*WHAT IS EXPECTED*. Rename "Significance" to "Category" throughout the lines below, keeping everything else the same, and leave out the pictures.

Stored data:

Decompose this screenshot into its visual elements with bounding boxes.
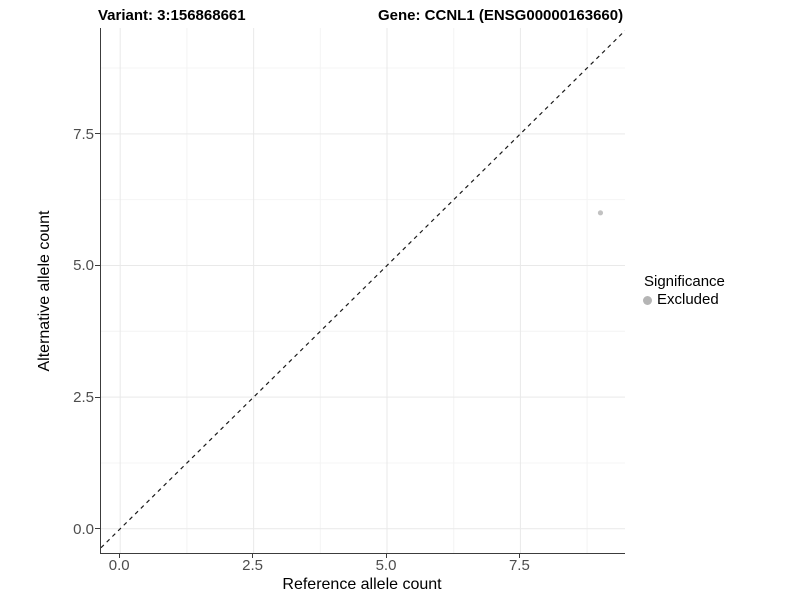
plot-canvas xyxy=(101,28,625,553)
x-axis-tick xyxy=(518,553,520,558)
data-point-excluded xyxy=(597,210,604,216)
legend-title: Significance xyxy=(644,273,725,290)
x-axis-tick-label: 2.5 xyxy=(242,557,264,574)
plot-panel xyxy=(100,28,625,554)
y-axis-tick-label: 2.5 xyxy=(73,389,94,407)
y-axis-tick xyxy=(95,396,100,398)
x-axis-tick-label: 5.0 xyxy=(375,557,397,574)
legend-entry-label: Excluded xyxy=(657,291,719,308)
y-axis-title: Alternative allele count xyxy=(36,210,53,372)
y-axis-tick xyxy=(95,264,100,266)
x-axis-tick-label: 7.5 xyxy=(508,557,530,574)
y-axis-tick-label: 5.0 xyxy=(73,257,94,275)
x-axis-tick-label: 0.0 xyxy=(108,557,130,574)
x-axis-tick xyxy=(252,553,254,558)
y-axis-tick-label: 7.5 xyxy=(73,125,94,143)
x-axis-tick xyxy=(118,553,120,558)
variant-title: Variant: 3:156868661 xyxy=(98,7,246,24)
gene-title: Gene: CCNL1 (ENSG00000163660) xyxy=(378,7,624,24)
y-axis-tick xyxy=(95,133,100,135)
legend: Significance Excluded xyxy=(640,272,725,309)
y-axis-tick xyxy=(95,528,100,530)
legend-point-icon xyxy=(643,295,652,305)
y-axis-tick-label: 0.0 xyxy=(73,520,94,538)
identity-line xyxy=(101,30,625,549)
x-axis-title: Reference allele count xyxy=(282,576,442,593)
legend-entry-excluded: Excluded xyxy=(640,291,725,309)
x-axis-tick xyxy=(385,553,387,558)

*PROBLEM SOLUTION*.
Decompose this screenshot into its visual elements with bounding boxes.
plot-canvas xyxy=(101,28,625,553)
x-axis-tick xyxy=(518,553,520,558)
data-point-excluded xyxy=(597,210,604,216)
legend-title: Category xyxy=(644,273,725,290)
x-axis-tick-label: 2.5 xyxy=(242,557,264,574)
plot-panel xyxy=(100,28,625,554)
y-axis-tick-label: 2.5 xyxy=(73,389,94,407)
y-axis-tick xyxy=(95,396,100,398)
x-axis-tick-label: 5.0 xyxy=(375,557,397,574)
legend-entry-label: Excluded xyxy=(657,291,719,308)
y-axis-title: Alternative allele count xyxy=(36,210,53,372)
y-axis-tick xyxy=(95,264,100,266)
x-axis-tick-label: 7.5 xyxy=(508,557,530,574)
y-axis-tick-label: 5.0 xyxy=(73,257,94,275)
x-axis-tick-label: 0.0 xyxy=(108,557,130,574)
x-axis-tick xyxy=(252,553,254,558)
y-axis-tick-label: 7.5 xyxy=(73,125,94,143)
x-axis-tick xyxy=(118,553,120,558)
variant-title: Variant: 3:156868661 xyxy=(98,7,246,24)
gene-title: Gene: CCNL1 (ENSG00000163660) xyxy=(378,7,624,24)
y-axis-tick xyxy=(95,133,100,135)
legend: Category Excluded xyxy=(640,272,725,309)
y-axis-tick xyxy=(95,528,100,530)
legend-point-icon xyxy=(643,295,652,305)
y-axis-tick-label: 0.0 xyxy=(73,520,94,538)
identity-line xyxy=(101,30,625,549)
x-axis-title: Reference allele count xyxy=(282,576,442,593)
legend-entry-excluded: Excluded xyxy=(640,291,725,309)
x-axis-tick xyxy=(385,553,387,558)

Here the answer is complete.